§ **PROBLEMS AND TASKS**
1. Transcribe the passage of the Snapper smartcard excerpt word for word, everything from "Mr Patel said" down to "together, he said.".
2. In the Snapper smartcard excerpt, what is the name of the business owned by Bharat Patel?

§ **EXCERPT**
★ ★ ★ ★ ★

Mr Patel had allowed his photograph to be published in The Dominion Post alongside a story in which retailers aired criticisms of Snapper's commission structure.

Ticket agents for Go Wellington, the bus company Infratil also owns, each stand to lose thousands of dollars once 10-trip bus tickets are phased out in favour of the hi-tech Snapper smartcard, which can be used to pay for bus travel and some small eftpos purchases from the start of next month.

Five retailers held a meeting with Snapper on Friday at which the retailers hoped to secure concessions.

Mr Patel said a Snapper manager instead informed them that whoever appeared in the newspaper photograph would be excluded from the smartcard scheme.

Bharat Patel, owner of Freeman Lotto and Post, who was also at the meeting, said he stood up and told Snapper's manager that was unfair.

Go Wellington ticket agents had little to lose and the five retailers would stick together, he said.

"If he doesn't include him as an agent, none of us will go with him, simple as that. Threats in this democracy to someone like this, is not right."

★ ★ ★ ★ ★

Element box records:
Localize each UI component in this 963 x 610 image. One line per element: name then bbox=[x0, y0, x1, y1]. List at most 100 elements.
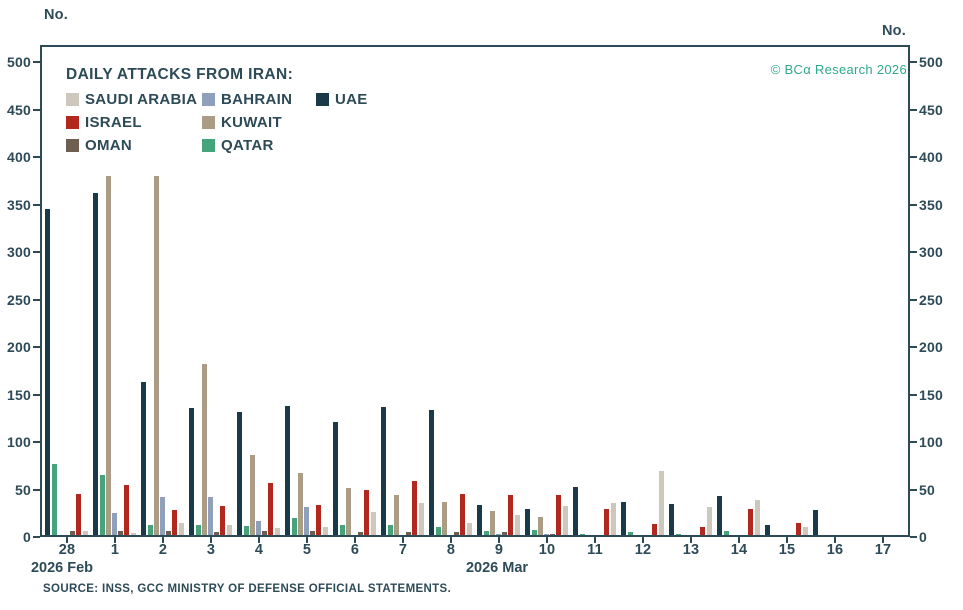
bar-oman-3 bbox=[214, 532, 220, 538]
y-tick-mark-left bbox=[33, 393, 40, 396]
y-tick-label-right: 450 bbox=[919, 101, 943, 118]
x-tick-label: 11 bbox=[587, 542, 603, 558]
bar-uae-12 bbox=[621, 501, 627, 537]
bar-bahrain-3 bbox=[207, 497, 213, 537]
y-tick-label-left: 100 bbox=[7, 434, 31, 450]
bar-oman-7 bbox=[406, 532, 412, 538]
bar-kuwait-6 bbox=[345, 487, 351, 537]
bar-oman-12 bbox=[646, 535, 652, 537]
source-note: SOURCE: INSS, GCC MINISTRY OF DEFENSE OF… bbox=[43, 583, 452, 595]
bar-israel-10 bbox=[556, 495, 562, 537]
y-tick-mark-right bbox=[910, 298, 917, 301]
bar-saudi-arabia-3 bbox=[226, 524, 232, 537]
y-tick-mark-left bbox=[33, 156, 40, 158]
y-tick-label-left: 200 bbox=[7, 339, 31, 355]
bar-uae-14 bbox=[717, 496, 723, 537]
y-tick-mark-right bbox=[910, 488, 917, 491]
bar-israel-28 bbox=[76, 494, 82, 538]
bar-uae-10 bbox=[525, 509, 531, 537]
bar-qatar-10 bbox=[531, 530, 537, 537]
legend-swatch-icon bbox=[202, 138, 215, 152]
x-axis-month-feb: 2026 Feb bbox=[30, 560, 94, 576]
copyright-note: © BCα Research 2026 bbox=[770, 62, 907, 77]
bar-uae-15 bbox=[765, 524, 771, 537]
bar-qatar-6 bbox=[339, 524, 345, 537]
x-tick-mark bbox=[114, 537, 116, 543]
x-tick-label: 2 bbox=[158, 542, 168, 558]
x-tick-label: 6 bbox=[350, 542, 360, 558]
legend-entry-uae: UAE bbox=[316, 90, 426, 108]
y-tick-label-left: 150 bbox=[7, 386, 31, 403]
y-tick-mark-left bbox=[33, 488, 40, 491]
x-tick-label: 14 bbox=[730, 542, 748, 558]
y-axis-unit-right: No. bbox=[882, 23, 906, 39]
bar-saudi-arabia-9 bbox=[514, 515, 520, 537]
bar-saudi-arabia-14 bbox=[754, 499, 760, 537]
bar-bahrain-5 bbox=[303, 506, 309, 537]
y-tick-label-left: 300 bbox=[7, 244, 31, 260]
bar-uae-7 bbox=[381, 406, 387, 538]
bar-oman-6 bbox=[358, 532, 364, 538]
x-tick-label: 10 bbox=[538, 542, 556, 558]
y-tick-label-right: 500 bbox=[919, 54, 943, 70]
y-tick-label-right: 200 bbox=[919, 339, 943, 355]
bar-qatar-2 bbox=[147, 524, 153, 537]
x-tick-label: 15 bbox=[778, 542, 796, 558]
x-tick-mark bbox=[66, 537, 68, 543]
bar-kuwait-7 bbox=[393, 495, 399, 537]
bar-saudi-arabia-2 bbox=[178, 522, 184, 538]
bar-qatar-1 bbox=[99, 475, 105, 538]
bar-israel-12 bbox=[652, 523, 658, 537]
y-axis-unit-left: No. bbox=[44, 7, 68, 23]
bar-israel-11 bbox=[604, 509, 610, 537]
bar-kuwait-11 bbox=[585, 535, 591, 537]
bar-kuwait-9 bbox=[489, 511, 495, 537]
bar-israel-14 bbox=[748, 508, 754, 537]
bar-uae-3 bbox=[189, 407, 195, 537]
bar-qatar-4 bbox=[243, 525, 249, 537]
x-tick-mark bbox=[642, 537, 644, 543]
bar-kuwait-10 bbox=[537, 517, 543, 537]
legend-entry-qatar: QATAR bbox=[202, 136, 316, 154]
legend-entry-israel: ISRAEL bbox=[66, 113, 202, 131]
x-tick-mark bbox=[786, 537, 788, 543]
bar-oman-28 bbox=[70, 531, 76, 537]
bar-uae-4 bbox=[237, 411, 243, 537]
y-tick-label-left: 50 bbox=[15, 481, 31, 498]
legend-swatch-icon bbox=[66, 115, 79, 129]
x-tick-mark bbox=[738, 537, 740, 543]
legend-swatch-icon bbox=[66, 138, 79, 152]
bar-oman-9 bbox=[502, 532, 508, 538]
y-tick-mark-right bbox=[910, 346, 917, 348]
bar-israel-5 bbox=[316, 504, 322, 537]
x-tick-mark bbox=[690, 537, 692, 543]
bar-israel-15 bbox=[796, 522, 802, 538]
y-tick-mark-right bbox=[910, 251, 917, 253]
bar-israel-4 bbox=[268, 482, 274, 537]
bar-qatar-11 bbox=[579, 534, 585, 537]
y-tick-mark-right bbox=[910, 108, 917, 111]
bar-oman-8 bbox=[454, 532, 460, 538]
bar-israel-9 bbox=[508, 495, 514, 537]
x-tick-label: 5 bbox=[302, 542, 312, 558]
bar-saudi-arabia-8 bbox=[466, 522, 472, 538]
x-tick-label: 8 bbox=[446, 542, 456, 558]
bar-israel-2 bbox=[172, 510, 178, 537]
bar-israel-1 bbox=[124, 484, 130, 538]
y-tick-mark-right bbox=[910, 393, 917, 396]
y-tick-mark-right bbox=[910, 441, 917, 443]
x-axis-month-mar: 2026 Mar bbox=[465, 560, 529, 576]
x-tick-mark bbox=[594, 537, 596, 543]
bar-kuwait-8 bbox=[441, 501, 447, 537]
x-tick-label: 17 bbox=[874, 542, 892, 558]
bar-israel-8 bbox=[460, 494, 466, 538]
bar-uae-28 bbox=[45, 209, 51, 538]
bar-saudi-arabia-11 bbox=[610, 502, 616, 537]
bar-oman-10 bbox=[550, 534, 556, 537]
legend-label: ISRAEL bbox=[85, 113, 142, 131]
y-tick-label-right: 300 bbox=[919, 244, 943, 260]
y-tick-label-right: 100 bbox=[919, 434, 943, 450]
bar-qatar-7 bbox=[387, 524, 393, 537]
bar-uae-13 bbox=[669, 503, 675, 538]
x-tick-mark bbox=[546, 537, 548, 543]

★ ★ ★ ★ ★

§ **PER-TASK OUTPUTS**
1.
Mr Patel said a Snapper manager instead informed them that whoever appeared in the newspaper photograph would be excluded from the smartcard scheme.

Bharat Patel, owner of Freeman Lotto and Post, who was also at the meeting, said he stood up and told Snapper's manager that was unfair.

Go Wellington ticket agents had little to lose and the five retailers would stick together, he said.

2. Freeman Lotto and Post